When the New York Times hired columnist Bret Stephens away from the Wall Street Journal one year ago, the paper thought it would be getting a blue-chip, Pulitzer-winning, anti-Trump “conservative” to bash the president and his orbit on a bi-weekly basis. Little did The Gray Lady know it would simply be the vessel for Stephens’ nonstop vanity project.

Stephens is a proud NeverTrumper who wishes Hillary Clinton were president, as he wrote here. He has flipped on many of his previous positions (let’s call it being “Rubinesque,” as in Jennifer Rubin) to please his new masters on the Left and to agitate his pro-Trump detractors. He even supports repealing the Second Amendment, like, you know, all solid conservatives do.

Stephens’ columns at the WSJ—before the Trump era—were forceful, fact-based and issue-oriented. But his columns now reflect the worst tendencies of the NeverTrump punditry clique: In a futile effort to restore their credibility after predicting Trump would lose, and mocking as fools those of us who voted for him, NeverTrumpers like Stephens go overboard in their narcissistic fantasies about their pretend relevance in a political class where they are basically wallflowers. Their commentary is nothing more than mental masturbation, an exercise in self-pleasure to stroke their enormous egos or to release pent-up frustration because the rest of the world isn’t as intellectual or as invaluable as they are. (Also applies to others such as Bill Kristol, Tom Nichols, Jonah Goldberg.)

See, for example, Stephens’ column this week about Paul Ryan, the Republican Party, democracy, and Garry Kasparov just to name a few of its random subjects. But this passage is the most pointless, and the most laughable:

Among Republicans, Ohio’s John Kasich, Nebraska’s Ben Sasse, and Arizona’s Jeff Flake and John McCain have sought in different ways to offer one [an alternative to Trumpism], without immediate success but with integrity, honor, and a sense of the long view. In a party of Petains they are the conservative de Gaulles.

Now, that sentence means nothing. It isn’t accurate or clever or thought-provoking. Stephens’ only purpose is to arouse himself about his own historical prowess at the expense of the reader.  (He also compared NeverTrumpers like himself to Czech dissident Vaclav Havel.) He is amused knowing that most people had to look up “Petain.” (Yes, I did and I’m not ashamed.)

Just beware when you read Stephens and Friends that it’s not about you or Trump or the country: It’s about them. You’re just a voyeur.

* [YOUR TASKS]
**a)** According to the column about Bret Stephens, why has Stephens flipped on many of his previous positions? Answer in one to three sentences.
**b)** Turn the paragraph of the column about Bret Stephens that begins "Stephens' columns at the WSJ" into a short bulleted list that keeps its main facts.
**c)** Rewrite the part of the column about Bret Stephens starting with "When the New" and going on through "solid conservatives do.", with "columnist" changed to "writer".
The document layout detection data has nothing to do with this.

* [Document layout detection data]
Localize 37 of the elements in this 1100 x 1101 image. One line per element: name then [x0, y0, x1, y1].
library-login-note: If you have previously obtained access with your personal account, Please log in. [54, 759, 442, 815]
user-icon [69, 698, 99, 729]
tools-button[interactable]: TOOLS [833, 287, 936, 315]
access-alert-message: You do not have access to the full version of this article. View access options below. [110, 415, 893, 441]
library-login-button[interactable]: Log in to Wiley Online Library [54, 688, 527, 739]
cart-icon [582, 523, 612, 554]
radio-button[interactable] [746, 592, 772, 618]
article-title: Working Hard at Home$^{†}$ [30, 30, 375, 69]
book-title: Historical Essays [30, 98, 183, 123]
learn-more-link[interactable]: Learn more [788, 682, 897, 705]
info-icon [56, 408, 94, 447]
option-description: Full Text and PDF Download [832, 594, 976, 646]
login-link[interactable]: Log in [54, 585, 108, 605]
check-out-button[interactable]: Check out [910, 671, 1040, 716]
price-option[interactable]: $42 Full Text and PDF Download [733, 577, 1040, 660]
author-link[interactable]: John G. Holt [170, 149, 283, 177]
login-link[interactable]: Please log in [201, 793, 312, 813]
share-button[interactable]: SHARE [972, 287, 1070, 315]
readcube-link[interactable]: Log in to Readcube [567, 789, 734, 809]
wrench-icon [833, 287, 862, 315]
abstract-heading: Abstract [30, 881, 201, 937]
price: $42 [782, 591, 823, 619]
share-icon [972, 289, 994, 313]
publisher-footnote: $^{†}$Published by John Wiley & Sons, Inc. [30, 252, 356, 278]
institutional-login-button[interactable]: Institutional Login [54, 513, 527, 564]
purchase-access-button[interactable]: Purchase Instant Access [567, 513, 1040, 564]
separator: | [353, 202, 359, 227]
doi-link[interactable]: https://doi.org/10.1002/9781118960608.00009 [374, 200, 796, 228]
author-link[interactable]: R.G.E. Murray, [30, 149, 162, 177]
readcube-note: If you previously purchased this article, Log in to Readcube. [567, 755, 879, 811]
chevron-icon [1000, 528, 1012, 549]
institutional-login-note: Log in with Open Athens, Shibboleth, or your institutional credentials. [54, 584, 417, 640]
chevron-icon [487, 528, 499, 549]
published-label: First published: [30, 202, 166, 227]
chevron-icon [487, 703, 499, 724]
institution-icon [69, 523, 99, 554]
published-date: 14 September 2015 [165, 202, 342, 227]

* [ANSWERS FOR THE TASKS]
**a)** The column says he flipped to please his new masters on the Left and to agitate his pro-Trump detractors.

**b)**
- Before the Trump era, Stephens' columns at the WSJ were forceful, fact-based and issue-oriented.
- His columns now show the worst tendencies of the NeverTrump punditry clique.
- NeverTrumpers like Stephens predicted Trump would lose and mocked his voters as fools. They now try in vain to restore their credibility.
- They go overboard in fantasies about a relevance they don't have, since they are basically wallflowers in the political class.
- The writer calls their commentary self-pleasure that strokes their egos or vents frustration that the rest of the world isn't as intellectual or invaluable as they are.
- The same applies to Bill Kristol, Tom Nichols and Jonah Goldberg.

**c)**
When the New York Times hired writer Bret Stephens away from the Wall Street Journal one year ago, the paper thought it would be getting a blue-chip, Pulitzer-winning, anti-Trump “conservative” to bash the president and his orbit on a bi-weekly basis. Little did The Gray Lady know it would simply be the vessel for Stephens’ nonstop vanity project.

Stephens is a proud NeverTrumper who wishes Hillary Clinton were president, as he wrote here. He has flipped on many of his previous positions (let’s call it being “Rubinesque,” as in Jennifer Rubin) to please his new masters on the Left and to agitate his pro-Trump detractors. He even supports repealing the Second Amendment, like, you know, all solid conservatives do.